*Do this*. Tally the lines in the data below that contain the string "akter", treating uppercase and lowercase as different, and reply with only the number.

Stored data entries
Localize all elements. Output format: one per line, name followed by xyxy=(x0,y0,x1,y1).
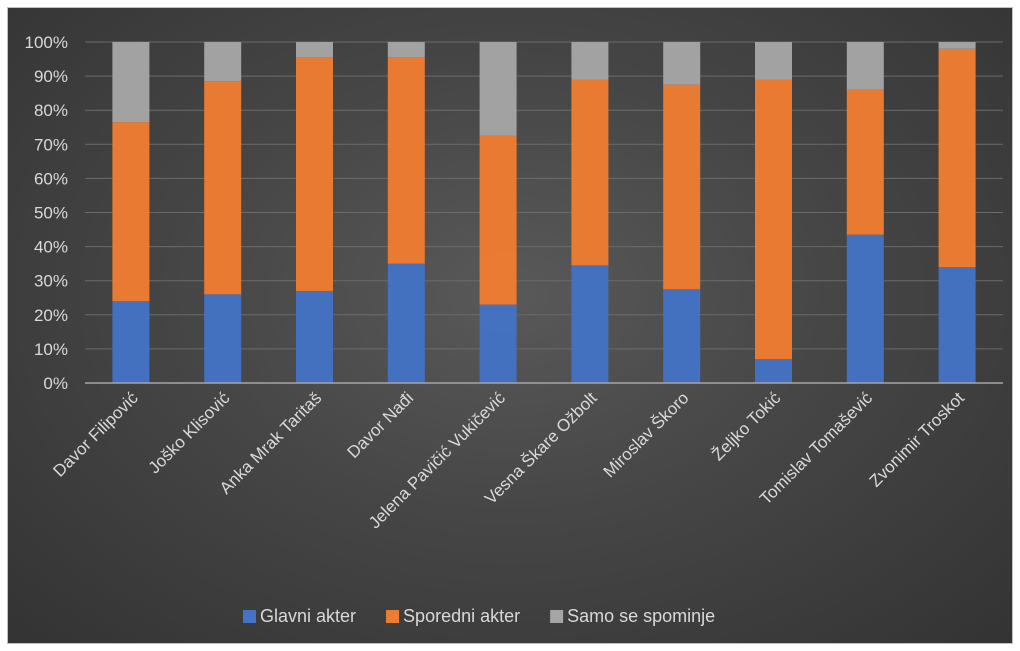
bar-segment xyxy=(204,42,242,82)
bar-segment xyxy=(296,42,333,58)
y-tick-label: 90% xyxy=(34,67,68,86)
bar-segment xyxy=(387,42,425,58)
x-category-label: Davor Nađi xyxy=(344,388,418,462)
legend-label: Sporedni akter xyxy=(403,606,520,626)
chart-area: 0% 10% 20% 30% 40% 50% 60% 70% 80% 90% 100% Davor … xyxy=(7,7,1013,644)
legend-swatch xyxy=(386,610,400,623)
bar-segment xyxy=(846,89,884,235)
bar-segment xyxy=(479,135,517,305)
legend-swatch xyxy=(243,610,256,623)
legend: Glavni akter Sporedni akter Samo se spomin… xyxy=(243,606,715,626)
bar-segment xyxy=(663,84,701,290)
x-category-label: Davor Filipović xyxy=(49,388,142,481)
bar-segment xyxy=(938,42,976,49)
y-tick-label: 70% xyxy=(34,135,68,154)
y-tick-label: 30% xyxy=(34,272,68,291)
bar-segment xyxy=(479,42,517,136)
y-tick-label: 20% xyxy=(34,306,68,325)
bar-segment xyxy=(387,57,425,264)
bar-segment xyxy=(846,234,884,383)
bar-segment xyxy=(112,122,150,302)
bar-segment xyxy=(663,42,701,85)
bar-segment xyxy=(479,304,517,383)
bar-segment xyxy=(755,359,792,383)
y-tick-label: 100% xyxy=(25,33,68,52)
bar-segment xyxy=(571,79,609,266)
x-category-label: Zvonimir Troskot xyxy=(866,388,968,490)
bar-segment xyxy=(938,267,976,383)
x-category-label: Miroslav Škoro xyxy=(600,388,693,481)
y-tick-label: 50% xyxy=(34,204,68,223)
stacked-bar-chart: 0% 10% 20% 30% 40% 50% 60% 70% 80% 90% 100% Davor … xyxy=(25,33,1003,626)
bar-segment xyxy=(663,289,701,383)
bar-segment xyxy=(387,263,425,383)
bar-segment xyxy=(571,265,609,383)
x-category-label: Joško Klisović xyxy=(145,388,234,477)
bar-segment xyxy=(938,48,976,268)
y-tick-label: 40% xyxy=(34,238,68,257)
bar-segment xyxy=(571,42,609,80)
x-category-label: Željko Tokić xyxy=(708,388,784,464)
bar-segment xyxy=(112,42,150,123)
legend-swatch xyxy=(550,610,564,623)
bar-segment xyxy=(204,81,242,295)
y-tick-label: 0% xyxy=(43,374,68,393)
bar-segment xyxy=(204,294,242,383)
y-tick-label: 60% xyxy=(34,169,68,188)
legend-label: Glavni akter xyxy=(260,606,356,626)
bar-segment xyxy=(755,79,792,360)
bar-segment xyxy=(755,42,792,80)
legend-label: Samo se spominje xyxy=(567,606,715,626)
y-axis-tick-labels: 0% 10% 20% 30% 40% 50% 60% 70% 80% 90% 100% xyxy=(25,33,68,393)
x-category-label: Anka Mrak Taritaš xyxy=(216,388,325,497)
bar-segment xyxy=(112,301,150,383)
bars xyxy=(112,42,976,383)
bar-segment xyxy=(296,290,333,383)
y-tick-label: 80% xyxy=(34,101,68,120)
y-tick-label: 10% xyxy=(34,340,68,359)
bar-segment xyxy=(296,57,333,291)
bar-segment xyxy=(846,42,884,90)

*Response to the exercise*. 3